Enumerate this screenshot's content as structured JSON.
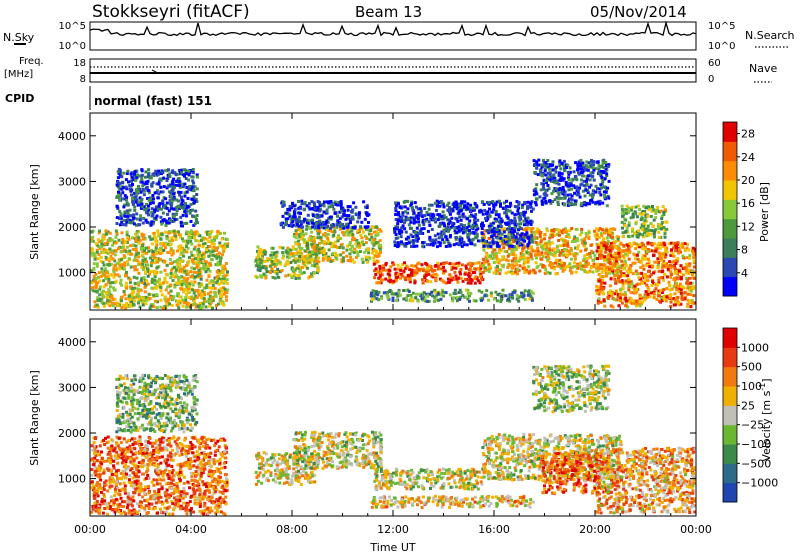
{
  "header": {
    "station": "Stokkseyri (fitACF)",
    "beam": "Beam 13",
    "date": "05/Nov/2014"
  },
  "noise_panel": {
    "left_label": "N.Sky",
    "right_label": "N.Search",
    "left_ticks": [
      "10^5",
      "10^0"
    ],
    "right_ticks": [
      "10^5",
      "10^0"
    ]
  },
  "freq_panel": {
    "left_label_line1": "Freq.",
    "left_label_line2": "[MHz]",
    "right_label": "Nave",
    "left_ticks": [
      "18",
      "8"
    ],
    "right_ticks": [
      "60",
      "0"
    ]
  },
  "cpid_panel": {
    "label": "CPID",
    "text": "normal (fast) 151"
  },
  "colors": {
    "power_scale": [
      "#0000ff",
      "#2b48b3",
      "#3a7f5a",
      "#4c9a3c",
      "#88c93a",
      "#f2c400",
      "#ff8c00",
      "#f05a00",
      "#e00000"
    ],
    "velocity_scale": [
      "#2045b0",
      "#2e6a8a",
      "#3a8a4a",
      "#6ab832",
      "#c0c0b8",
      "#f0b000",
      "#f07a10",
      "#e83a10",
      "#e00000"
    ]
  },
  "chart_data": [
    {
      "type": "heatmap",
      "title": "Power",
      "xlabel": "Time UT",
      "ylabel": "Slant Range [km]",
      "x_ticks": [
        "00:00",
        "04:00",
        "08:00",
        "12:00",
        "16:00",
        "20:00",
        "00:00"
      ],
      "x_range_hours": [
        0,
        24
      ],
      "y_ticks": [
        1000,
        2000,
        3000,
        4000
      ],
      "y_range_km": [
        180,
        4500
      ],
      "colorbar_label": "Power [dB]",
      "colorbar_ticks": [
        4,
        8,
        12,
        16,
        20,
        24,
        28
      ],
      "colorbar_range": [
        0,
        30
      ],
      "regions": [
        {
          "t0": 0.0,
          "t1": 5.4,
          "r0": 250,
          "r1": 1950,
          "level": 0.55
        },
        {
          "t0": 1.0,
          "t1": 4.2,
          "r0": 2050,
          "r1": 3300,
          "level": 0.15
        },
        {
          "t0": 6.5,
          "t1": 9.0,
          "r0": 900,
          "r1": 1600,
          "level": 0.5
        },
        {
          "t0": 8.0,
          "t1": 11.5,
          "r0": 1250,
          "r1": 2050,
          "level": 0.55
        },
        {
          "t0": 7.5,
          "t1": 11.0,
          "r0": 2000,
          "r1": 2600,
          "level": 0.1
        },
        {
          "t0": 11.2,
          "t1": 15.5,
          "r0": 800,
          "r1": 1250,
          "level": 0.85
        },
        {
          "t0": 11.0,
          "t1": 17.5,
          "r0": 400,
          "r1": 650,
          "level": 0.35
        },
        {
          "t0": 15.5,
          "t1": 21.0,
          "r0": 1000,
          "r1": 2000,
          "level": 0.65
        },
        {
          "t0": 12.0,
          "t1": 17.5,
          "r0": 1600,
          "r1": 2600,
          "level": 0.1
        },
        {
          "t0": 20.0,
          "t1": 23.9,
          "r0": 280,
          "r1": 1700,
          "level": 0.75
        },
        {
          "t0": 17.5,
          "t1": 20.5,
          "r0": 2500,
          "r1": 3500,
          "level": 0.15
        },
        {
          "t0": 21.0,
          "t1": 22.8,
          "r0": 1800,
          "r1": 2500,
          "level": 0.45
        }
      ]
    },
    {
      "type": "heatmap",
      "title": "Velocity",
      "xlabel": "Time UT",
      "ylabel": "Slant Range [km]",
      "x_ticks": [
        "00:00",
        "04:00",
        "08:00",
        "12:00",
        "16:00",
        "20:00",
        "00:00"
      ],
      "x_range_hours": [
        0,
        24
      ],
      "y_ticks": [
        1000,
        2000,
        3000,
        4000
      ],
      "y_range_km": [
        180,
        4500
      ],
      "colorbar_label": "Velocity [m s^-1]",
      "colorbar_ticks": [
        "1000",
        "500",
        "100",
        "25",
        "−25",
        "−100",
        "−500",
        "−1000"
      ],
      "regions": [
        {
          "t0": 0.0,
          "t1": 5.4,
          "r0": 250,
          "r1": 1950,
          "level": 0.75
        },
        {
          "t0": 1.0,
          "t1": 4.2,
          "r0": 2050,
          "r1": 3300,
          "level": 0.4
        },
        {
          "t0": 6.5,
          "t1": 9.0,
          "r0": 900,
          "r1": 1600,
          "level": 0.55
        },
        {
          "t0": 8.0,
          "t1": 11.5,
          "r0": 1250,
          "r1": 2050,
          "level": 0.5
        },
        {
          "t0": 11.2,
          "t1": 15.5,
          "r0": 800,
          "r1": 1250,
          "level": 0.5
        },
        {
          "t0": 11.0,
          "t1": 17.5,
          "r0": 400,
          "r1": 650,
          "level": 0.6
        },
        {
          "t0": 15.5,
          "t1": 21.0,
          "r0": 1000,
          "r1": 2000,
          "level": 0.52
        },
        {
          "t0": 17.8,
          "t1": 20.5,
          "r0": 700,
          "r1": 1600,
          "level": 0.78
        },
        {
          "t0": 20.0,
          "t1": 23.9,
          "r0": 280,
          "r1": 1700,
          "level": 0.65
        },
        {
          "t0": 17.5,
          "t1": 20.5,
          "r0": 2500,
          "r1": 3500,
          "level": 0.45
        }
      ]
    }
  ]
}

-.-.-

EXERCISE ▸
Take the data above and repeat it exactly, leaving each picture out.

COMPLETE RESPONSE ▸
Enumerate this screenshot's content as structured JSON.
{
  "header": {
    "station": "Stokkseyri (fitACF)",
    "beam": "Beam 13",
    "date": "05/Nov/2014"
  },
  "noise_panel": {
    "left_label": "N.Sky",
    "right_label": "N.Search",
    "left_ticks": [
      "10^5",
      "10^0"
    ],
    "right_ticks": [
      "10^5",
      "10^0"
    ]
  },
  "freq_panel": {
    "left_label_line1": "Freq.",
    "left_label_line2": "[MHz]",
    "right_label": "Nave",
    "left_ticks": [
      "18",
      "8"
    ],
    "right_ticks": [
      "60",
      "0"
    ]
  },
  "cpid_panel": {
    "label": "CPID",
    "text": "normal (fast) 151"
  },
  "colors": {
    "power_scale": [
      "#0000ff",
      "#2b48b3",
      "#3a7f5a",
      "#4c9a3c",
      "#88c93a",
      "#f2c400",
      "#ff8c00",
      "#f05a00",
      "#e00000"
    ],
    "velocity_scale": [
      "#2045b0",
      "#2e6a8a",
      "#3a8a4a",
      "#6ab832",
      "#c0c0b8",
      "#f0b000",
      "#f07a10",
      "#e83a10",
      "#e00000"
    ]
  },
  "chart_data": [
    {
      "type": "heatmap",
      "title": "Power",
      "xlabel": "Time UT",
      "ylabel": "Slant Range [km]",
      "x_ticks": [
        "00:00",
        "04:00",
        "08:00",
        "12:00",
        "16:00",
        "20:00",
        "00:00"
      ],
      "x_range_hours": [
        0,
        24
      ],
      "y_ticks": [
        1000,
        2000,
        3000,
        4000
      ],
      "y_range_km": [
        180,
        4500
      ],
      "colorbar_label": "Power [dB]",
      "colorbar_ticks": [
        4,
        8,
        12,
        16,
        20,
        24,
        28
      ],
      "colorbar_range": [
        0,
        30
      ],
      "regions": [
        {
          "t0": 0.0,
          "t1": 5.4,
          "r0": 250,
          "r1": 1950,
          "level": 0.55
        },
        {
          "t0": 1.0,
          "t1": 4.2,
          "r0": 2050,
          "r1": 3300,
          "level": 0.15
        },
        {
          "t0": 6.5,
          "t1": 9.0,
          "r0": 900,
          "r1": 1600,
          "level": 0.5
        },
        {
          "t0": 8.0,
          "t1": 11.5,
          "r0": 1250,
          "r1": 2050,
          "level": 0.55
        },
        {
          "t0": 7.5,
          "t1": 11.0,
          "r0": 2000,
          "r1": 2600,
          "level": 0.1
        },
        {
          "t0": 11.2,
          "t1": 15.5,
          "r0": 800,
          "r1": 1250,
          "level": 0.85
        },
        {
          "t0": 11.0,
          "t1": 17.5,
          "r0": 400,
          "r1": 650,
          "level": 0.35
        },
        {
          "t0": 15.5,
          "t1": 21.0,
          "r0": 1000,
          "r1": 2000,
          "level": 0.65
        },
        {
          "t0": 12.0,
          "t1": 17.5,
          "r0": 1600,
          "r1": 2600,
          "level": 0.1
        },
        {
          "t0": 20.0,
          "t1": 23.9,
          "r0": 280,
          "r1": 1700,
          "level": 0.75
        },
        {
          "t0": 17.5,
          "t1": 20.5,
          "r0": 2500,
          "r1": 3500,
          "level": 0.15
        },
        {
          "t0": 21.0,
          "t1": 22.8,
          "r0": 1800,
          "r1": 2500,
          "level": 0.45
        }
      ]
    },
    {
      "type": "heatmap",
      "title": "Velocity",
      "xlabel": "Time UT",
      "ylabel": "Slant Range [km]",
      "x_ticks": [
        "00:00",
        "04:00",
        "08:00",
        "12:00",
        "16:00",
        "20:00",
        "00:00"
      ],
      "x_range_hours": [
        0,
        24
      ],
      "y_ticks": [
        1000,
        2000,
        3000,
        4000
      ],
      "y_range_km": [
        180,
        4500
      ],
      "colorbar_label": "Velocity [m s^-1]",
      "colorbar_ticks": [
        "1000",
        "500",
        "100",
        "25",
        "−25",
        "−100",
        "−500",
        "−1000"
      ],
      "regions": [
        {
          "t0": 0.0,
          "t1": 5.4,
          "r0": 250,
          "r1": 1950,
          "level": 0.75
        },
        {
          "t0": 1.0,
          "t1": 4.2,
          "r0": 2050,
          "r1": 3300,
          "level": 0.4
        },
        {
          "t0": 6.5,
          "t1": 9.0,
          "r0": 900,
          "r1": 1600,
          "level": 0.55
        },
        {
          "t0": 8.0,
          "t1": 11.5,
          "r0": 1250,
          "r1": 2050,
          "level": 0.5
        },
        {
          "t0": 11.2,
          "t1": 15.5,
          "r0": 800,
          "r1": 1250,
          "level": 0.5
        },
        {
          "t0": 11.0,
          "t1": 17.5,
          "r0": 400,
          "r1": 650,
          "level": 0.6
        },
        {
          "t0": 15.5,
          "t1": 21.0,
          "r0": 1000,
          "r1": 2000,
          "level": 0.52
        },
        {
          "t0": 17.8,
          "t1": 20.5,
          "r0": 700,
          "r1": 1600,
          "level": 0.78
        },
        {
          "t0": 20.0,
          "t1": 23.9,
          "r0": 280,
          "r1": 1700,
          "level": 0.65
        },
        {
          "t0": 17.5,
          "t1": 20.5,
          "r0": 2500,
          "r1": 3500,
          "level": 0.45
        }
      ]
    }
  ]
}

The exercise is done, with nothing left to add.